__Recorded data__
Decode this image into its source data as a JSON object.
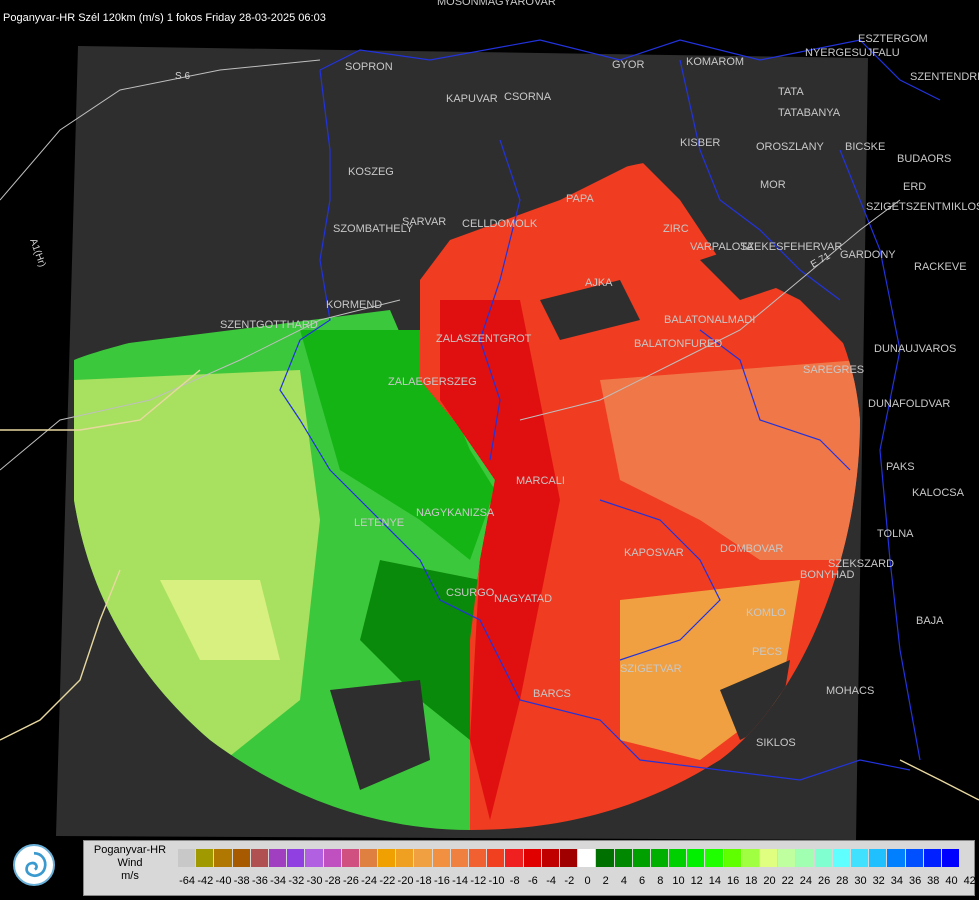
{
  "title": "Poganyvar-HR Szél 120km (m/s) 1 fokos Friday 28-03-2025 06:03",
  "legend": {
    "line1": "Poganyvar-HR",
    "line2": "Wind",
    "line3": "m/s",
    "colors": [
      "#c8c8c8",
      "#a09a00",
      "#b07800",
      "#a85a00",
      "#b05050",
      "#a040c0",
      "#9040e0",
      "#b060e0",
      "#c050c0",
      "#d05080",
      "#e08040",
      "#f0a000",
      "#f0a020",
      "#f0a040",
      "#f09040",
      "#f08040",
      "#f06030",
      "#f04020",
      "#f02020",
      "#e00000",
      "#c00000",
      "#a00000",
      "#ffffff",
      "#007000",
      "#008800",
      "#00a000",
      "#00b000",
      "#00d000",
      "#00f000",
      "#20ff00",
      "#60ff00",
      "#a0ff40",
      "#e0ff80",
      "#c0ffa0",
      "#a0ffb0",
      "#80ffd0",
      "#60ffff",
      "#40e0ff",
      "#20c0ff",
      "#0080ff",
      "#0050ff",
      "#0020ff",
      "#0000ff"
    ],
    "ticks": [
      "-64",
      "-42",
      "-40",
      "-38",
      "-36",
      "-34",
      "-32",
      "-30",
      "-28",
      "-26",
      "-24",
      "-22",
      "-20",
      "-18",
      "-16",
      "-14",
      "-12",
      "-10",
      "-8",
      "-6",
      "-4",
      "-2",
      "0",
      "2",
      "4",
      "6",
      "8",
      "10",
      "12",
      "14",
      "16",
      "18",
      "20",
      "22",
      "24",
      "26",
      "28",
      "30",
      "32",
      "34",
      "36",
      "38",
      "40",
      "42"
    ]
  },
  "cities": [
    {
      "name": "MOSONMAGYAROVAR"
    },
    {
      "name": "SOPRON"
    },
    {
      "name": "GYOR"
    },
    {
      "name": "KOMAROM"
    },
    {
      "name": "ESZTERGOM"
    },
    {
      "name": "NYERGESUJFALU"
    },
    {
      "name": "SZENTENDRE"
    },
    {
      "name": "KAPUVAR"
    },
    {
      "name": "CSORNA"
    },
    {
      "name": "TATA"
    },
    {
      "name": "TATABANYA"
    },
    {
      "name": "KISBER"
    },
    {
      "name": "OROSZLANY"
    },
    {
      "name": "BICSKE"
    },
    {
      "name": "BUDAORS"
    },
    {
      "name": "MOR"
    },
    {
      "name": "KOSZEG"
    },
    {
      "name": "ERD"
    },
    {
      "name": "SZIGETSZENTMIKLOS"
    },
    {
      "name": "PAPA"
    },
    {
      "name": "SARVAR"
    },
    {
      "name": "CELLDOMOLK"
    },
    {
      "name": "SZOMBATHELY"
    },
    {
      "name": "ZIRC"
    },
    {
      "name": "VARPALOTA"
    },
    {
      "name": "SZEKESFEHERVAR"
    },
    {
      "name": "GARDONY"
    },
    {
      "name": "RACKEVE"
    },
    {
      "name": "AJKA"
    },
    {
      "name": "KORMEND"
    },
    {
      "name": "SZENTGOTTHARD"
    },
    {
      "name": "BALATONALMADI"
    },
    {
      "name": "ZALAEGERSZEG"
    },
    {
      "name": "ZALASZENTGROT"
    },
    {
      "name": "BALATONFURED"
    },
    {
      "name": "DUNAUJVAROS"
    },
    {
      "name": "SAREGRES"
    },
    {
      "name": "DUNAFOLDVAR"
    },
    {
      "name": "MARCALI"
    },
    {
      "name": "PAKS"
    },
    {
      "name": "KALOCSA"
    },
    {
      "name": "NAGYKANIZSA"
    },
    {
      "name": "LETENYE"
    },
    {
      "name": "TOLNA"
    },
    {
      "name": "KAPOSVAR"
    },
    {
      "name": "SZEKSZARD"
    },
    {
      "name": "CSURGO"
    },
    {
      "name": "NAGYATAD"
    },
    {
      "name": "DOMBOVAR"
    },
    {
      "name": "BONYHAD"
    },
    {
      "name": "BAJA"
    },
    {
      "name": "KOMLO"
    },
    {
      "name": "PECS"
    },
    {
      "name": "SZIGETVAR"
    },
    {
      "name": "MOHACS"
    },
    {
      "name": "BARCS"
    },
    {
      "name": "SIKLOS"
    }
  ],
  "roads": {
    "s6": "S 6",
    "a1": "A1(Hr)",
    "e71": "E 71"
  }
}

__GOAL__
Set down all the entries exactly as they appear, but skip any pictures.

__THE REPLY__
Decode this image into its source data as a JSON object.
{
  "title": "Poganyvar-HR Szél 120km (m/s) 1 fokos Friday 28-03-2025 06:03",
  "legend": {
    "line1": "Poganyvar-HR",
    "line2": "Wind",
    "line3": "m/s",
    "colors": [
      "#c8c8c8",
      "#a09a00",
      "#b07800",
      "#a85a00",
      "#b05050",
      "#a040c0",
      "#9040e0",
      "#b060e0",
      "#c050c0",
      "#d05080",
      "#e08040",
      "#f0a000",
      "#f0a020",
      "#f0a040",
      "#f09040",
      "#f08040",
      "#f06030",
      "#f04020",
      "#f02020",
      "#e00000",
      "#c00000",
      "#a00000",
      "#ffffff",
      "#007000",
      "#008800",
      "#00a000",
      "#00b000",
      "#00d000",
      "#00f000",
      "#20ff00",
      "#60ff00",
      "#a0ff40",
      "#e0ff80",
      "#c0ffa0",
      "#a0ffb0",
      "#80ffd0",
      "#60ffff",
      "#40e0ff",
      "#20c0ff",
      "#0080ff",
      "#0050ff",
      "#0020ff",
      "#0000ff"
    ],
    "ticks": [
      "-64",
      "-42",
      "-40",
      "-38",
      "-36",
      "-34",
      "-32",
      "-30",
      "-28",
      "-26",
      "-24",
      "-22",
      "-20",
      "-18",
      "-16",
      "-14",
      "-12",
      "-10",
      "-8",
      "-6",
      "-4",
      "-2",
      "0",
      "2",
      "4",
      "6",
      "8",
      "10",
      "12",
      "14",
      "16",
      "18",
      "20",
      "22",
      "24",
      "26",
      "28",
      "30",
      "32",
      "34",
      "36",
      "38",
      "40",
      "42"
    ]
  },
  "cities": [
    {
      "name": "MOSONMAGYAROVAR"
    },
    {
      "name": "SOPRON"
    },
    {
      "name": "GYOR"
    },
    {
      "name": "KOMAROM"
    },
    {
      "name": "ESZTERGOM"
    },
    {
      "name": "NYERGESUJFALU"
    },
    {
      "name": "SZENTENDRE"
    },
    {
      "name": "KAPUVAR"
    },
    {
      "name": "CSORNA"
    },
    {
      "name": "TATA"
    },
    {
      "name": "TATABANYA"
    },
    {
      "name": "KISBER"
    },
    {
      "name": "OROSZLANY"
    },
    {
      "name": "BICSKE"
    },
    {
      "name": "BUDAORS"
    },
    {
      "name": "MOR"
    },
    {
      "name": "KOSZEG"
    },
    {
      "name": "ERD"
    },
    {
      "name": "SZIGETSZENTMIKLOS"
    },
    {
      "name": "PAPA"
    },
    {
      "name": "SARVAR"
    },
    {
      "name": "CELLDOMOLK"
    },
    {
      "name": "SZOMBATHELY"
    },
    {
      "name": "ZIRC"
    },
    {
      "name": "VARPALOTA"
    },
    {
      "name": "SZEKESFEHERVAR"
    },
    {
      "name": "GARDONY"
    },
    {
      "name": "RACKEVE"
    },
    {
      "name": "AJKA"
    },
    {
      "name": "KORMEND"
    },
    {
      "name": "SZENTGOTTHARD"
    },
    {
      "name": "BALATONALMADI"
    },
    {
      "name": "ZALAEGERSZEG"
    },
    {
      "name": "ZALASZENTGROT"
    },
    {
      "name": "BALATONFURED"
    },
    {
      "name": "DUNAUJVAROS"
    },
    {
      "name": "SAREGRES"
    },
    {
      "name": "DUNAFOLDVAR"
    },
    {
      "name": "MARCALI"
    },
    {
      "name": "PAKS"
    },
    {
      "name": "KALOCSA"
    },
    {
      "name": "NAGYKANIZSA"
    },
    {
      "name": "LETENYE"
    },
    {
      "name": "TOLNA"
    },
    {
      "name": "KAPOSVAR"
    },
    {
      "name": "SZEKSZARD"
    },
    {
      "name": "CSURGO"
    },
    {
      "name": "NAGYATAD"
    },
    {
      "name": "DOMBOVAR"
    },
    {
      "name": "BONYHAD"
    },
    {
      "name": "BAJA"
    },
    {
      "name": "KOMLO"
    },
    {
      "name": "PECS"
    },
    {
      "name": "SZIGETVAR"
    },
    {
      "name": "MOHACS"
    },
    {
      "name": "BARCS"
    },
    {
      "name": "SIKLOS"
    }
  ],
  "roads": {
    "s6": "S 6",
    "a1": "A1(Hr)",
    "e71": "E 71"
  }
}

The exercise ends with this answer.